Transcribe each line exactly.

......

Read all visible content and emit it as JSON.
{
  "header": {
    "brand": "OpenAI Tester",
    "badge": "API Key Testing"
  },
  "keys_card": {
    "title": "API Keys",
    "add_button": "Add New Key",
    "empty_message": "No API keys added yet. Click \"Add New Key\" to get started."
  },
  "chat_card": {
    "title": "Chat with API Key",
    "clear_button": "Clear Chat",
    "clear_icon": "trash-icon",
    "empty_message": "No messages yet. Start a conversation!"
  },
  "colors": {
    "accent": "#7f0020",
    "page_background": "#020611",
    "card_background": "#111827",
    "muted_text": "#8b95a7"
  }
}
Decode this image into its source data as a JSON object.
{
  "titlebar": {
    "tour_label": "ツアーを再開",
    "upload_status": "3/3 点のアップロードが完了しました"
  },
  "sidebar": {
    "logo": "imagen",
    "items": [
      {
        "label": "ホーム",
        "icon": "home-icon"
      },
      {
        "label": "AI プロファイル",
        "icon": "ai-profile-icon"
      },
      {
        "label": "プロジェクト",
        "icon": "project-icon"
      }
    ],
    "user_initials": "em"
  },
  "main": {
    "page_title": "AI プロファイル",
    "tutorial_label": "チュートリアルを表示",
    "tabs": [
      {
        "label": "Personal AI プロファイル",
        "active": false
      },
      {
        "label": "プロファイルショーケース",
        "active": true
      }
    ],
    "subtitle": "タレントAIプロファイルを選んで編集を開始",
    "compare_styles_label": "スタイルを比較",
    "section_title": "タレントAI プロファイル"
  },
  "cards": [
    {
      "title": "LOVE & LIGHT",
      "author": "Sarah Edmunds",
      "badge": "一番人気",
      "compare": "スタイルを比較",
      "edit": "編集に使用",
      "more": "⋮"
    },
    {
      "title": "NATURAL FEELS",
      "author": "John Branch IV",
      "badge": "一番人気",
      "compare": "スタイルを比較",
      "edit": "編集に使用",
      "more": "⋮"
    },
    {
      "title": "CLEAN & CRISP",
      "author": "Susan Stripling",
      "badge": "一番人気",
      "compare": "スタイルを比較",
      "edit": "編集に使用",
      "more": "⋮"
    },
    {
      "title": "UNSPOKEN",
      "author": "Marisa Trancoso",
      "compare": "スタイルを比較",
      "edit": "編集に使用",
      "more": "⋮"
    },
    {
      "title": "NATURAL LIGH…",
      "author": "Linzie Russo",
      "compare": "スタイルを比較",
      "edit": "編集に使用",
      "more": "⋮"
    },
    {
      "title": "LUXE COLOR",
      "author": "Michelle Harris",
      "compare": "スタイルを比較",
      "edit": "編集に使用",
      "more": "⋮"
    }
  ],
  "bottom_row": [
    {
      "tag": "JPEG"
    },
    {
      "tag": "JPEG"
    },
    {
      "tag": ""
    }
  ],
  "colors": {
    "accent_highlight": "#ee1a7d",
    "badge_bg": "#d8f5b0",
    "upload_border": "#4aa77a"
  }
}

......

• [Solution for this exercise]:
Read all visible content and emit it as JSON.
{
  "header": {
    "brand": "OpenAI Tester",
    "badge": "API Key Testing"
  },
  "keys_card": {
    "title": "API Keys",
    "add_button": "Add New Key",
    "empty_message": "No API keys added yet. Click \"Add New Key\" to get started."
  },
  "chat_card": {
    "title": "Chat with API Key",
    "clear_button": "Clear Chat",
    "clear_icon": "trash-icon",
    "empty_message": "No messages yet. Start a conversation!"
  },
  "colors": {
    "accent": "#7f0020",
    "page_background": "#020611",
    "card_background": "#111827",
    "muted_text": "#8b95a7"
  }
}
Decode this image into its source data as a JSON object.
{
  "titlebar": {
    "tour_label": "ツアーを再開",
    "upload_status": "3/3 点のアップロードが完了しました"
  },
  "sidebar": {
    "logo": "imagen",
    "items": [
      {
        "label": "ホーム",
        "icon": "home-icon"
      },
      {
        "label": "AI プロファイル",
        "icon": "ai-profile-icon"
      },
      {
        "label": "プロジェクト",
        "icon": "project-icon"
      }
    ],
    "user_initials": "em"
  },
  "main": {
    "page_title": "AI プロファイル",
    "tutorial_label": "チュートリアルを表示",
    "tabs": [
      {
        "label": "Personal AI プロファイル",
        "active": false
      },
      {
        "label": "プロファイルショーケース",
        "active": true
      }
    ],
    "subtitle": "タレントAIプロファイルを選んで編集を開始",
    "compare_styles_label": "スタイルを比較",
    "section_title": "タレントAI プロファイル"
  },
  "cards": [
    {
      "title": "LOVE & LIGHT",
      "author": "Sarah Edmunds",
      "badge": "一番人気",
      "compare": "スタイルを比較",
      "edit": "編集に使用",
      "more": "⋮"
    },
    {
      "title": "NATURAL FEELS",
      "author": "John Branch IV",
      "badge": "一番人気",
      "compare": "スタイルを比較",
      "edit": "編集に使用",
      "more": "⋮"
    },
    {
      "title": "CLEAN & CRISP",
      "author": "Susan Stripling",
      "badge": "一番人気",
      "compare": "スタイルを比較",
      "edit": "編集に使用",
      "more": "⋮"
    },
    {
      "title": "UNSPOKEN",
      "author": "Marisa Trancoso",
      "compare": "スタイルを比較",
      "edit": "編集に使用",
      "more": "⋮"
    },
    {
      "title": "NATURAL LIGH…",
      "author": "Linzie Russo",
      "compare": "スタイルを比較",
      "edit": "編集に使用",
      "more": "⋮"
    },
    {
      "title": "LUXE COLOR",
      "author": "Michelle Harris",
      "compare": "スタイルを比較",
      "edit": "編集に使用",
      "more": "⋮"
    }
  ],
  "bottom_row": [
    {
      "tag": "JPEG"
    },
    {
      "tag": "JPEG"
    },
    {
      "tag": ""
    }
  ],
  "colors": {
    "accent_highlight": "#ee1a7d",
    "badge_bg": "#d8f5b0",
    "upload_border": "#4aa77a"
  }
}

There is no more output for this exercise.